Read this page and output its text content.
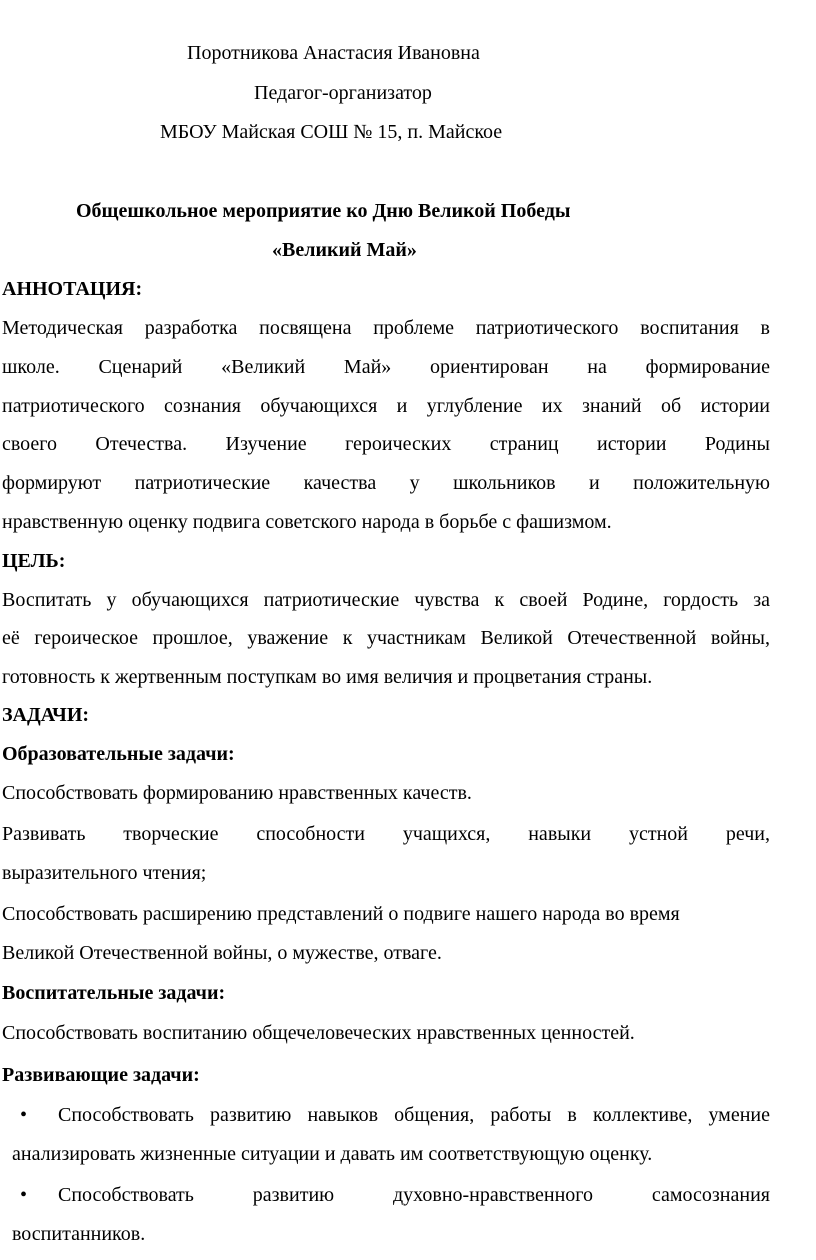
Поротникова Анастасия Ивановна
Педагог-организатор
МБОУ Майская СОШ № 15, п. Майское
Общешкольное мероприятие ко Дню Великой Победы
«Великий Май»
АННОТАЦИЯ:
Методическая разработка посвящена проблеме патриотического воспитания в
школе. Сценарий «Великий Май» ориентирован на формирование
патриотического сознания обучающихся и углубление их знаний об истории
своего Отечества. Изучение героических страниц истории Родины
формируют патриотические качества у школьников и положительную
нравственную оценку подвига советского народа в борьбе с фашизмом.
ЦЕЛЬ:
Воспитать у обучающихся патриотические чувства к своей Родине, гордость за
её героическое прошлое, уважение к участникам Великой Отечественной войны,
готовность к жертвенным поступкам во имя величия и процветания страны.
ЗАДАЧИ:
Образовательные задачи:
Способствовать формированию нравственных качеств.
Развивать творческие способности учащихся, навыки устной речи,
выразительного чтения;
Способствовать расширению представлений о подвиге нашего народа во время
Великой Отечественной войны, о мужестве, отваге.
Воспитательные задачи:
Способствовать воспитанию общечеловеческих нравственных ценностей.
Развивающие задачи:
• Способствовать развитию навыков общения, работы в коллективе, умение
анализировать жизненные ситуации и давать им соответствующую оценку.
• Способствовать развитию духовно-нравственного самосознания
воспитанников.
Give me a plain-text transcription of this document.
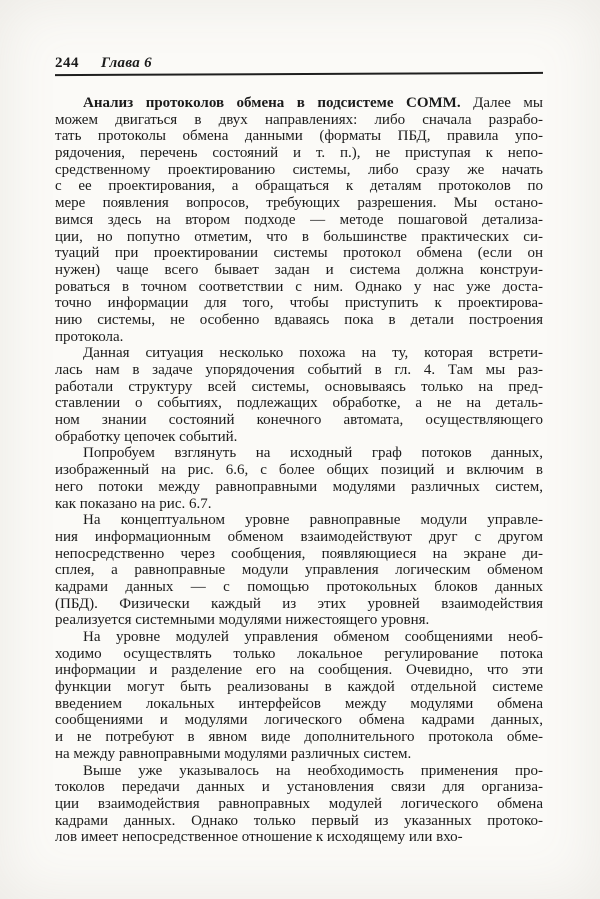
244 Глава 6
Анализ протоколов обмена в подсистеме COMM. Далее мы
можем двигаться в двух направлениях: либо сначала разрабо-
тать протоколы обмена данными (форматы ПБД, правила упо-
рядочения, перечень состояний и т. п.), не приступая к непо-
средственному проектированию системы, либо сразу же начать
с ее проектирования, а обращаться к деталям протоколов по
мере появления вопросов, требующих разрешения. Мы остано-
вимся здесь на втором подходе — методе пошаговой детализа-
ции, но попутно отметим, что в большинстве практических си-
туаций при проектировании системы протокол обмена (если он
нужен) чаще всего бывает задан и система должна конструи-
роваться в точном соответствии с ним. Однако у нас уже доста-
точно информации для того, чтобы приступить к проектирова-
нию системы, не особенно вдаваясь пока в детали построения
протокола.
Данная ситуация несколько похожа на ту, которая встрети-
лась нам в задаче упорядочения событий в гл. 4. Там мы раз-
работали структуру всей системы, основываясь только на пред-
ставлении о событиях, подлежащих обработке, а не на деталь-
ном знании состояний конечного автомата, осуществляющего
обработку цепочек событий.
Попробуем взглянуть на исходный граф потоков данных,
изображенный на рис. 6.6, с более общих позиций и включим в
него потоки между равноправными модулями различных систем,
как показано на рис. 6.7.
На концептуальном уровне равноправные модули управле-
ния информационным обменом взаимодействуют друг с другом
непосредственно через сообщения, появляющиеся на экране ди-
сплея, а равноправные модули управления логическим обменом
кадрами данных — с помощью протокольных блоков данных
(ПБД). Физически каждый из этих уровней взаимодействия
реализуется системными модулями нижестоящего уровня.
На уровне модулей управления обменом сообщениями необ-
ходимо осуществлять только локальное регулирование потока
информации и разделение его на сообщения. Очевидно, что эти
функции могут быть реализованы в каждой отдельной системе
введением локальных интерфейсов между модулями обмена
сообщениями и модулями логического обмена кадрами данных,
и не потребуют в явном виде дополнительного протокола обме-
на между равноправными модулями различных систем.
Выше уже указывалось на необходимость применения про-
токолов передачи данных и установления связи для организа-
ции взаимодействия равноправных модулей логического обмена
кадрами данных. Однако только первый из указанных протоко-
лов имеет непосредственное отношение к исходящему или вхо-
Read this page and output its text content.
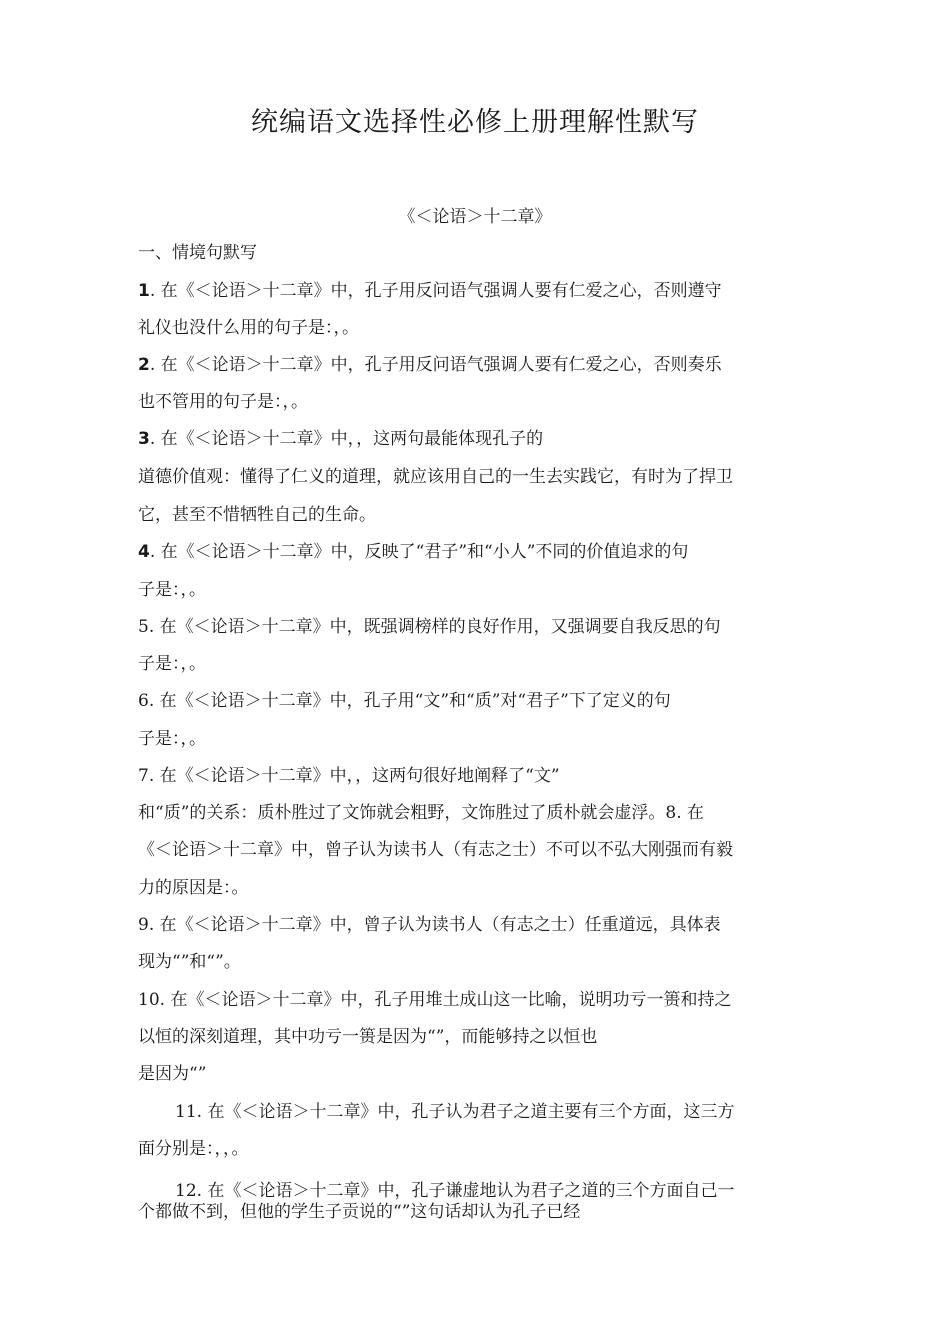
统编语文选择性必修上册理解性默写
《＜论语＞十二章》
一、情境句默写
1. 在《＜论语＞十二章》中，孔子用反问语气强调人要有仁爱之心，否则遵守
礼仪也没什么用的句子是：，。
2. 在《＜论语＞十二章》中，孔子用反问语气强调人要有仁爱之心，否则奏乐
也不管用的句子是：，。
3. 在《＜论语＞十二章》中，，这两句最能体现孔子的
道德价值观：懂得了仁义的道理，就应该用自己的一生去实践它，有时为了捍卫
它，甚至不惜牺牲自己的生命。
4. 在《＜论语＞十二章》中，反映了“君子”和“小人”不同的价值追求的句
子是：，。
5. 在《＜论语＞十二章》中，既强调榜样的良好作用，又强调要自我反思的句
子是：，。
6. 在《＜论语＞十二章》中，孔子用“文”和“质”对“君子”下了定义的句
子是：，。
7. 在《＜论语＞十二章》中，，这两句很好地阐释了“文”
和“质”的关系：质朴胜过了文饰就会粗野，文饰胜过了质朴就会虚浮。8. 在
《＜论语＞十二章》中，曾子认为读书人（有志之士）不可以不弘大刚强而有毅
力的原因是：。
9. 在《＜论语＞十二章》中，曾子认为读书人（有志之士）任重道远，具体表
现为“”和“”。
10. 在《＜论语＞十二章》中，孔子用堆土成山这一比喻，说明功亏一篑和持之
以恒的深刻道理，其中功亏一篑是因为“”，而能够持之以恒也
是因为“”
11. 在《＜论语＞十二章》中，孔子认为君子之道主要有三个方面，这三方
面分别是：，，。
12. 在《＜论语＞十二章》中，孔子谦虚地认为君子之道的三个方面自己一
个都做不到，但他的学生子贡说的“”这句话却认为孔子已经
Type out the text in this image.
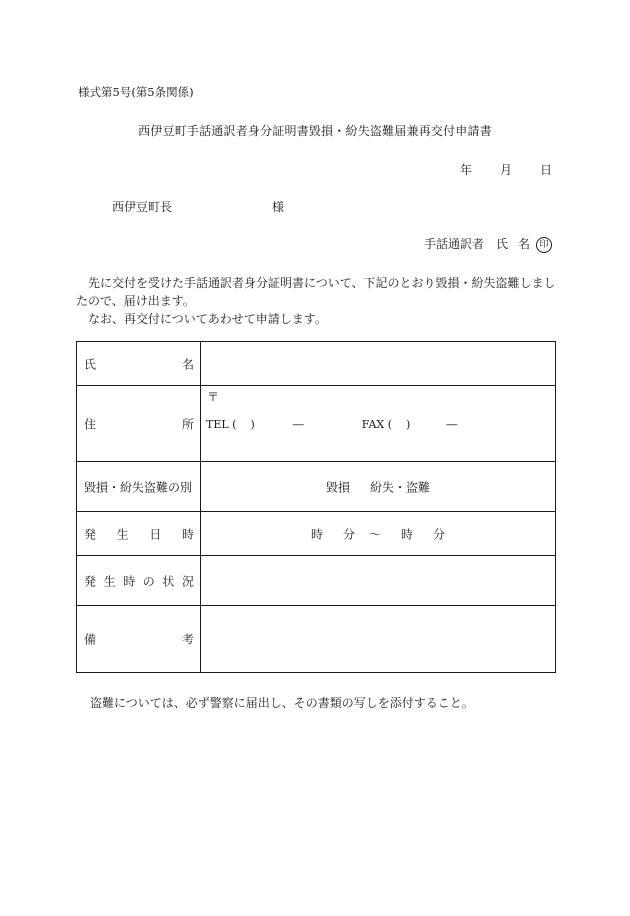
様式第5号(第5条関係)
西伊豆町手話通訳者身分証明書毀損・紛失盗難届兼再交付申請書
年 月 日
西伊豆町長	様
手話通訳者 氏 名 印

　先に交付を受けた手話通訳者身分証明書について、下記のとおり毀損・紛失盗難しまし

たので、届け出ます。

　なお、再交付についてあわせて申請します。

氏	名
住	所
〒
TEL ( )	―	FAX ( )	―
毀損・紛失盗難の別	毀損 紛失・盗難
発 生 日 時	時 分 ～ 時 分
発 生 時 の 状 況
備	考
盗難については、必ず警察に届出し、その書類の写しを添付すること。
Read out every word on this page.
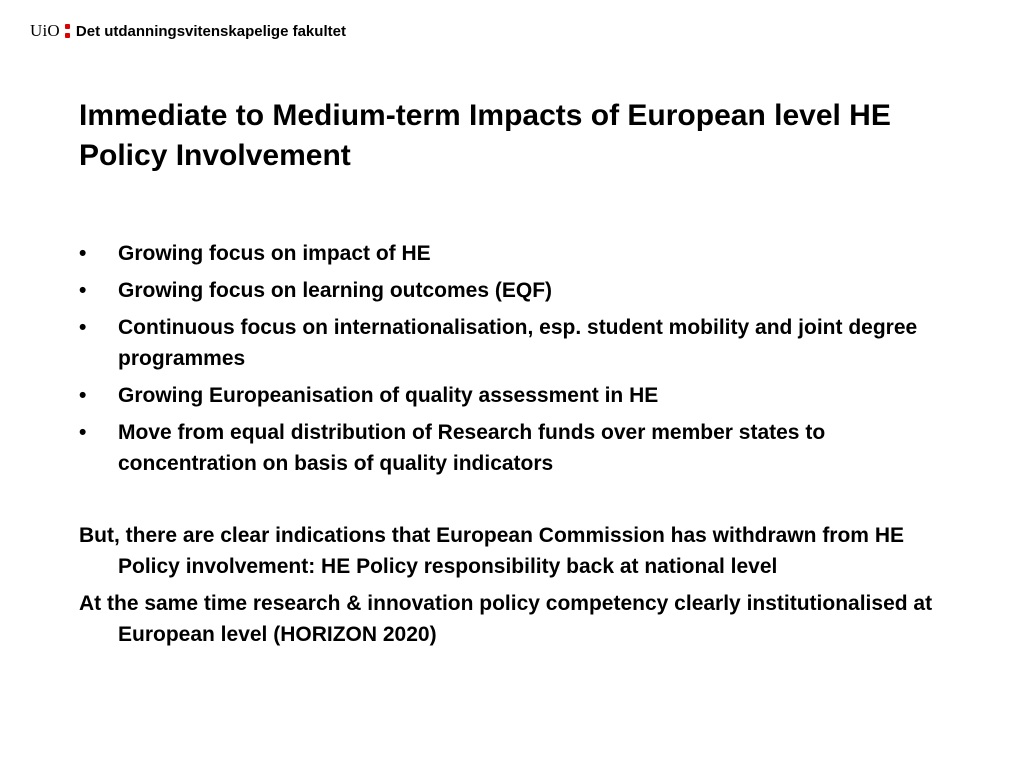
UiO Det utdanningsvitenskapelige fakultet
Immediate to Medium-term Impacts of European level HE Policy Involvement
• Growing focus on impact of HE
• Growing focus on learning outcomes (EQF)
• Continuous focus on internationalisation, esp. student mobility and joint degree programmes
• Growing Europeanisation of quality assessment in HE
• Move from equal distribution of Research funds over member states to concentration on basis of quality indicators

But, there are clear indications that European Commission has withdrawn from HE Policy involvement: HE Policy responsibility back at national level

At the same time research & innovation policy competency clearly institutionalised at European level (HORIZON 2020)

Given request:
Give an exact copy of the material, leaving out every picture.

Correct output:
Read this page and output its text content.
Поротникова Анастасия Ивановна
Педагог-организатор
МБОУ Майская СОШ № 15, п. Майское
Общешкольное мероприятие ко Дню Великой Победы
«Великий Май»
АННОТАЦИЯ:
Методическая разработка посвящена проблеме патриотического воспитания в
школе. Сценарий «Великий Май» ориентирован на формирование
патриотического сознания обучающихся и углубление их знаний об истории
своего Отечества. Изучение героических страниц истории Родины
формируют патриотические качества у школьников и положительную
нравственную оценку подвига советского народа в борьбе с фашизмом.
ЦЕЛЬ:
Воспитать у обучающихся патриотические чувства к своей Родине, гордость за
её героическое прошлое, уважение к участникам Великой Отечественной войны,
готовность к жертвенным поступкам во имя величия и процветания страны.
ЗАДАЧИ:
Образовательные задачи:
Способствовать формированию нравственных качеств.
Развивать творческие способности учащихся, навыки устной речи,
выразительного чтения;
Способствовать расширению представлений о подвиге нашего народа во время
Великой Отечественной войны, о мужестве, отваге.
Воспитательные задачи:
Способствовать воспитанию общечеловеческих нравственных ценностей.
Развивающие задачи:
• Способствовать развитию навыков общения, работы в коллективе, умение
анализировать жизненные ситуации и давать им соответствующую оценку.
• Способствовать развитию духовно-нравственного самосознания
воспитанников.
Give me a plain-text transcription of this document.
244 Глава 6
Анализ протоколов обмена в подсистеме COMM. Далее мы
можем двигаться в двух направлениях: либо сначала разрабо-
тать протоколы обмена данными (форматы ПБД, правила упо-
рядочения, перечень состояний и т. п.), не приступая к непо-
средственному проектированию системы, либо сразу же начать
с ее проектирования, а обращаться к деталям протоколов по
мере появления вопросов, требующих разрешения. Мы остано-
вимся здесь на втором подходе — методе пошаговой детализа-
ции, но попутно отметим, что в большинстве практических си-
туаций при проектировании системы протокол обмена (если он
нужен) чаще всего бывает задан и система должна конструи-
роваться в точном соответствии с ним. Однако у нас уже доста-
точно информации для того, чтобы приступить к проектирова-
нию системы, не особенно вдаваясь пока в детали построения
протокола.
Данная ситуация несколько похожа на ту, которая встрети-
лась нам в задаче упорядочения событий в гл. 4. Там мы раз-
работали структуру всей системы, основываясь только на пред-
ставлении о событиях, подлежащих обработке, а не на деталь-
ном знании состояний конечного автомата, осуществляющего
обработку цепочек событий.
Попробуем взглянуть на исходный граф потоков данных,
изображенный на рис. 6.6, с более общих позиций и включим в
него потоки между равноправными модулями различных систем,
как показано на рис. 6.7.
На концептуальном уровне равноправные модули управле-
ния информационным обменом взаимодействуют друг с другом
непосредственно через сообщения, появляющиеся на экране ди-
сплея, а равноправные модули управления логическим обменом
кадрами данных — с помощью протокольных блоков данных
(ПБД). Физически каждый из этих уровней взаимодействия
реализуется системными модулями нижестоящего уровня.
На уровне модулей управления обменом сообщениями необ-
ходимо осуществлять только локальное регулирование потока
информации и разделение его на сообщения. Очевидно, что эти
функции могут быть реализованы в каждой отдельной системе
введением локальных интерфейсов между модулями обмена
сообщениями и модулями логического обмена кадрами данных,
и не потребуют в явном виде дополнительного протокола обме-
на между равноправными модулями различных систем.
Выше уже указывалось на необходимость применения про-
токолов передачи данных и установления связи для организа-
ции взаимодействия равноправных модулей логического обмена
кадрами данных. Однако только первый из указанных протоко-
лов имеет непосредственное отношение к исходящему или вхо-
Read this page and output its text content.
统编语文选择性必修上册理解性默写
《＜论语＞十二章》
一、情境句默写
1. 在《＜论语＞十二章》中，孔子用反问语气强调人要有仁爱之心，否则遵守
礼仪也没什么用的句子是：，。
2. 在《＜论语＞十二章》中，孔子用反问语气强调人要有仁爱之心，否则奏乐
也不管用的句子是：，。
3. 在《＜论语＞十二章》中，，这两句最能体现孔子的
道德价值观：懂得了仁义的道理，就应该用自己的一生去实践它，有时为了捍卫
它，甚至不惜牺牲自己的生命。
4. 在《＜论语＞十二章》中，反映了“君子”和“小人”不同的价值追求的句
子是：，。
5. 在《＜论语＞十二章》中，既强调榜样的良好作用，又强调要自我反思的句
子是：，。
6. 在《＜论语＞十二章》中，孔子用“文”和“质”对“君子”下了定义的句
子是：，。
7. 在《＜论语＞十二章》中，，这两句很好地阐释了“文”
和“质”的关系：质朴胜过了文饰就会粗野，文饰胜过了质朴就会虚浮。8. 在
《＜论语＞十二章》中，曾子认为读书人（有志之士）不可以不弘大刚强而有毅
力的原因是：。
9. 在《＜论语＞十二章》中，曾子认为读书人（有志之士）任重道远，具体表
现为“”和“”。
10. 在《＜论语＞十二章》中，孔子用堆土成山这一比喻，说明功亏一篑和持之
以恒的深刻道理，其中功亏一篑是因为“”，而能够持之以恒也
是因为“”
11. 在《＜论语＞十二章》中，孔子认为君子之道主要有三个方面，这三方
面分别是：，，。
12. 在《＜论语＞十二章》中，孔子谦虚地认为君子之道的三个方面自己一
个都做不到，但他的学生子贡说的“”这句话却认为孔子已经
Type out the text in this image.
様式第5号(第5条関係)
西伊豆町手話通訳者身分証明書毀損・紛失盗難届兼再交付申請書
年 月 日
西伊豆町長	様
手話通訳者 氏 名 印

　先に交付を受けた手話通訳者身分証明書について、下記のとおり毀損・紛失盗難しまし

たので、届け出ます。

　なお、再交付についてあわせて申請します。

氏	名
住	所
〒
TEL ( )	―	FAX ( )	―
毀損・紛失盗難の別	毀損 紛失・盗難
発 生 日 時	時 分 ～ 時 分
発 生 時 の 状 況
備	考
盗難については、必ず警察に届出し、その書類の写しを添付すること。
Read out every word on this page.
UiO Det utdanningsvitenskapelige fakultet
Immediate to Medium-term Impacts of European level HE Policy Involvement
• Growing focus on impact of HE
• Growing focus on learning outcomes (EQF)
• Continuous focus on internationalisation, esp. student mobility and joint degree programmes
• Growing Europeanisation of quality assessment in HE
• Move from equal distribution of Research funds over member states to concentration on basis of quality indicators

But, there are clear indications that European Commission has withdrawn from HE Policy involvement: HE Policy responsibility back at national level

At the same time research & innovation policy competency clearly institutionalised at European level (HORIZON 2020)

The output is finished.